__Work to do__: Search the data for the word "ewidencji". Reproduce every line where it is found.

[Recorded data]
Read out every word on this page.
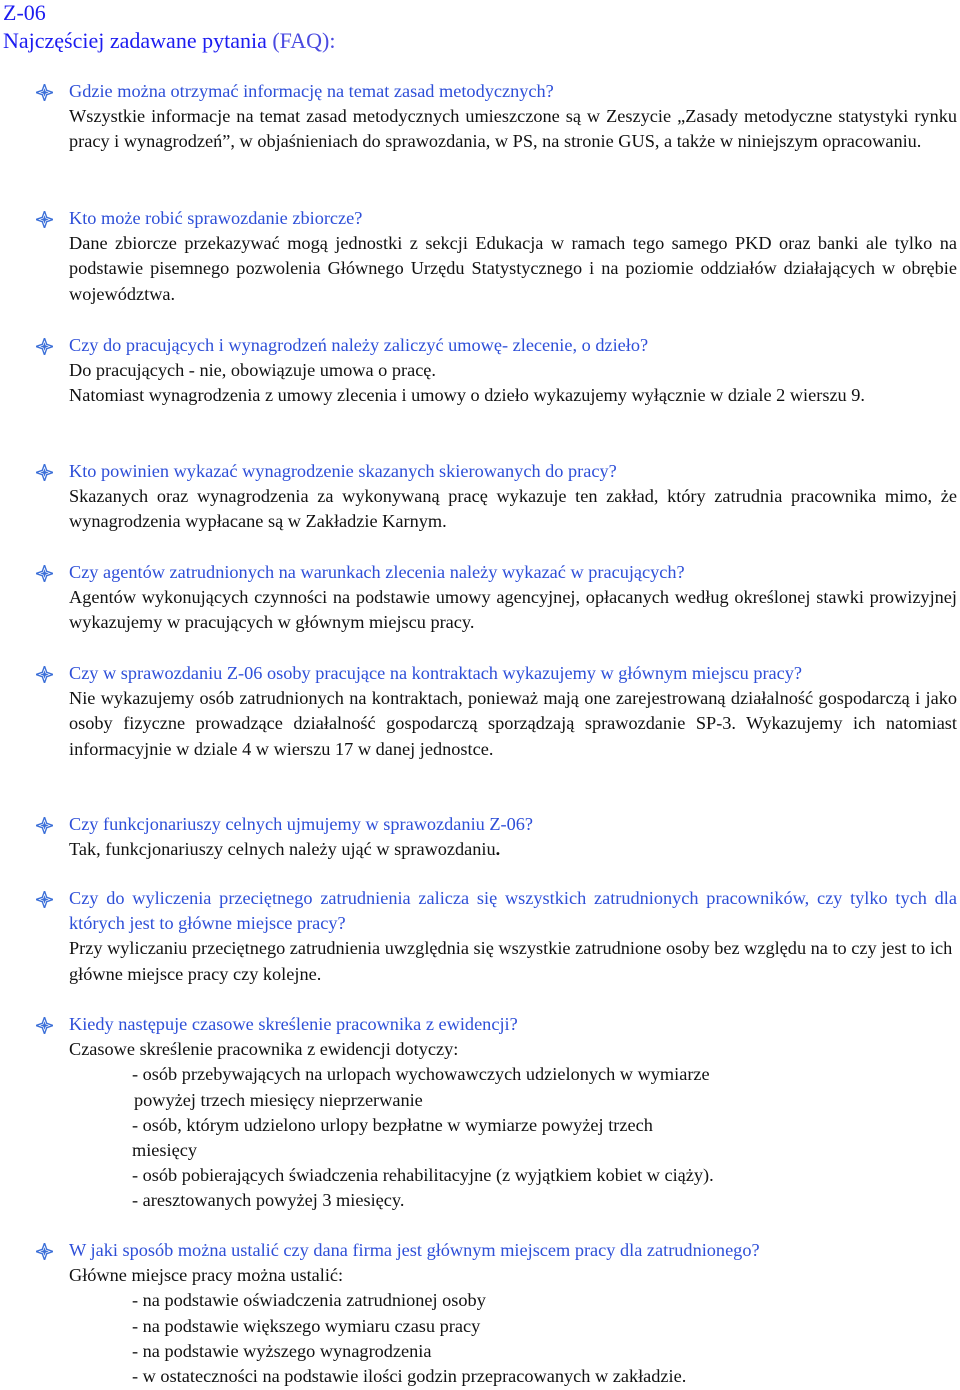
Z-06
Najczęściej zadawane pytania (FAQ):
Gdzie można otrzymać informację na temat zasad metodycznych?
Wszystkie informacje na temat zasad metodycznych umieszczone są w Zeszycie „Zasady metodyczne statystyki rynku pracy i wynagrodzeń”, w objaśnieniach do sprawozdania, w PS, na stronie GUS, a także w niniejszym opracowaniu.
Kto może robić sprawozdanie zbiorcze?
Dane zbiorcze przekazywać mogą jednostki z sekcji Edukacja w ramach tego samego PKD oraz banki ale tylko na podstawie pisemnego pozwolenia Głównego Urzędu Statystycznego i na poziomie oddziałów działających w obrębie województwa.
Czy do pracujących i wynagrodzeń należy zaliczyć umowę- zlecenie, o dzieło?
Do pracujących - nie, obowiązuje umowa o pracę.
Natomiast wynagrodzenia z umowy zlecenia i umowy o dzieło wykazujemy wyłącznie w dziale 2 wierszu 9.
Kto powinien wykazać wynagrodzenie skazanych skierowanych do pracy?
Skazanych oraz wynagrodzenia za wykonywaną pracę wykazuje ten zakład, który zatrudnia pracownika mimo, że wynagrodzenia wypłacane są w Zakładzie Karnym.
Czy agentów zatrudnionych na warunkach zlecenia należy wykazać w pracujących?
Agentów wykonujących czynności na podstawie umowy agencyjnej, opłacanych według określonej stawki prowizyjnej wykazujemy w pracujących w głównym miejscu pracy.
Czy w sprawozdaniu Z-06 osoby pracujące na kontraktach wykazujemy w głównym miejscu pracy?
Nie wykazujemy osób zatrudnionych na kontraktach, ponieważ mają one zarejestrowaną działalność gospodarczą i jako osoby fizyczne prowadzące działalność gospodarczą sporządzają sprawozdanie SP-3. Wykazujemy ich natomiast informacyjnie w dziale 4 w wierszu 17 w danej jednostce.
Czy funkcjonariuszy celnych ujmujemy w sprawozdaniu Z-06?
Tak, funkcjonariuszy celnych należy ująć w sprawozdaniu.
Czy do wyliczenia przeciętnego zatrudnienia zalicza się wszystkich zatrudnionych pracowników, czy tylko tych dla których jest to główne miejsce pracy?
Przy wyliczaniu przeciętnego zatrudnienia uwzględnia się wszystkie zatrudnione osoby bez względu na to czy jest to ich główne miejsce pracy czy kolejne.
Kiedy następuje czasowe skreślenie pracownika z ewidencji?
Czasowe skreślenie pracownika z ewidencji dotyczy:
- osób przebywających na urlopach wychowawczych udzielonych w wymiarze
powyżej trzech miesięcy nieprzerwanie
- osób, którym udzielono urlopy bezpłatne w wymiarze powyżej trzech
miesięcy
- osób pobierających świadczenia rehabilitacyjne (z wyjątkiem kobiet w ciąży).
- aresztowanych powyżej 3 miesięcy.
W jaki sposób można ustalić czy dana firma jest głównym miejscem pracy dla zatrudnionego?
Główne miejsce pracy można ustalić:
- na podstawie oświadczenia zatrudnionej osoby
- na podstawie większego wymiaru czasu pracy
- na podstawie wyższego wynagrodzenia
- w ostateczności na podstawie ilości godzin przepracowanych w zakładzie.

---

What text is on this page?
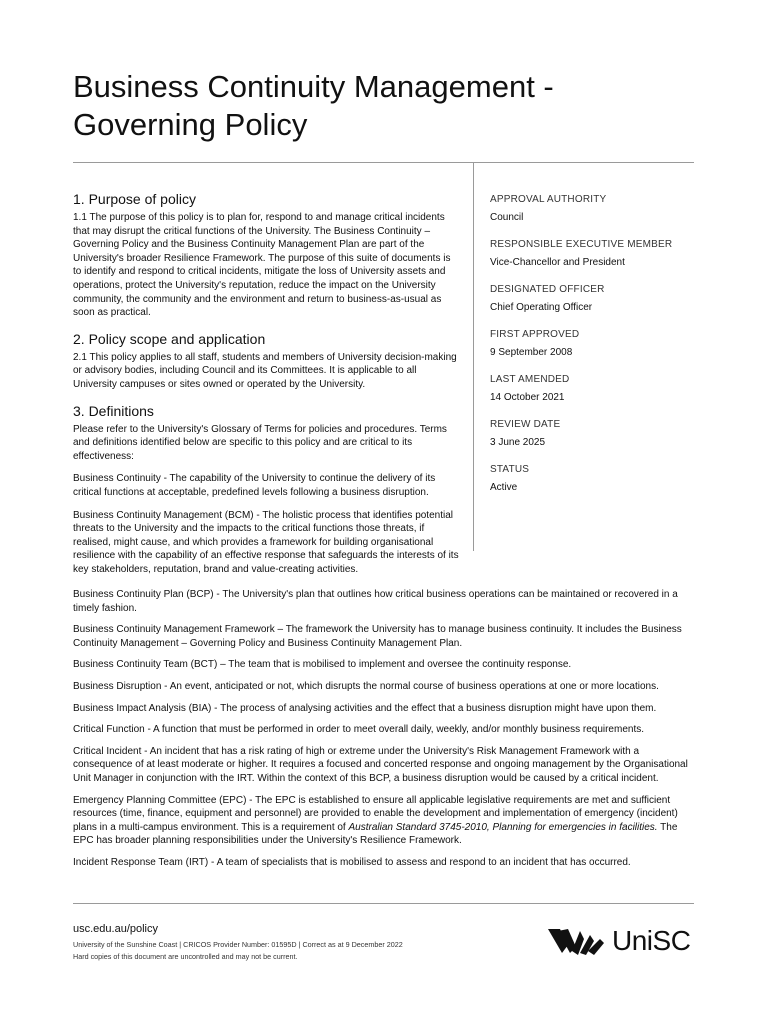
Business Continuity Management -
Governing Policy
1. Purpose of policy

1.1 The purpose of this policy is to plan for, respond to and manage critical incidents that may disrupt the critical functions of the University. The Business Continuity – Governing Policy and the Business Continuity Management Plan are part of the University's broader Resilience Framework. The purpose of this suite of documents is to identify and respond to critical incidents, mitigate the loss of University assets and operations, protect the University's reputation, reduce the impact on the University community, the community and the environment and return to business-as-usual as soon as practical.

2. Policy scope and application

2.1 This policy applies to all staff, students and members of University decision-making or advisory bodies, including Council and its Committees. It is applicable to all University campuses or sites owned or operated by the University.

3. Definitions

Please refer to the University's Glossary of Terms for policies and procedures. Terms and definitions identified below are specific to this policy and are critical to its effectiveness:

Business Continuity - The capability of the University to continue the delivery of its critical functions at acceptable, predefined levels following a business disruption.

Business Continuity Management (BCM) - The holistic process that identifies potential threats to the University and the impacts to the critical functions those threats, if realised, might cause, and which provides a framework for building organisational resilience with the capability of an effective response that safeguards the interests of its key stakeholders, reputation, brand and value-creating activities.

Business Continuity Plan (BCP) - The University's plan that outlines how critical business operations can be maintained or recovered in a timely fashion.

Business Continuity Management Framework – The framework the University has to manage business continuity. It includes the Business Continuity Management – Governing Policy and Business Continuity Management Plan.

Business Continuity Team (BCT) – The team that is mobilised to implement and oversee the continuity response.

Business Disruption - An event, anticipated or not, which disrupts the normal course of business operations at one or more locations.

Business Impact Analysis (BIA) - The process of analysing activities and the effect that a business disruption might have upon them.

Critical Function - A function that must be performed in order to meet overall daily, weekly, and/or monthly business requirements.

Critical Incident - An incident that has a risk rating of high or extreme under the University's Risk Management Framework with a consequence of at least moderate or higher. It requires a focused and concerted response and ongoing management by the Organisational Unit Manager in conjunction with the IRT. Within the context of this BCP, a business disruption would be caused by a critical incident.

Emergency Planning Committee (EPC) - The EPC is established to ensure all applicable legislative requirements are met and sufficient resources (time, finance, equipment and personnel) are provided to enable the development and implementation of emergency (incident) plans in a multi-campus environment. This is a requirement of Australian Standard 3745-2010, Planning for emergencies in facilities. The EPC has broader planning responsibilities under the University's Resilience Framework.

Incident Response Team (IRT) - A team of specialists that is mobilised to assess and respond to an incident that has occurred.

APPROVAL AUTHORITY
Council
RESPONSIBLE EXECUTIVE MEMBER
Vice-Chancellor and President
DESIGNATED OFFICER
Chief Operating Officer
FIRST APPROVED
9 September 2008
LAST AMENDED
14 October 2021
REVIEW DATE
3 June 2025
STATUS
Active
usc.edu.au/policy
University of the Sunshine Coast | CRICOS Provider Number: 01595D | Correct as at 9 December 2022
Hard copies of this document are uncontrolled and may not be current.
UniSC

__Exercise response__:
Kiedy następuje czasowe skreślenie pracownika z ewidencji?
Czasowe skreślenie pracownika z ewidencji dotyczy:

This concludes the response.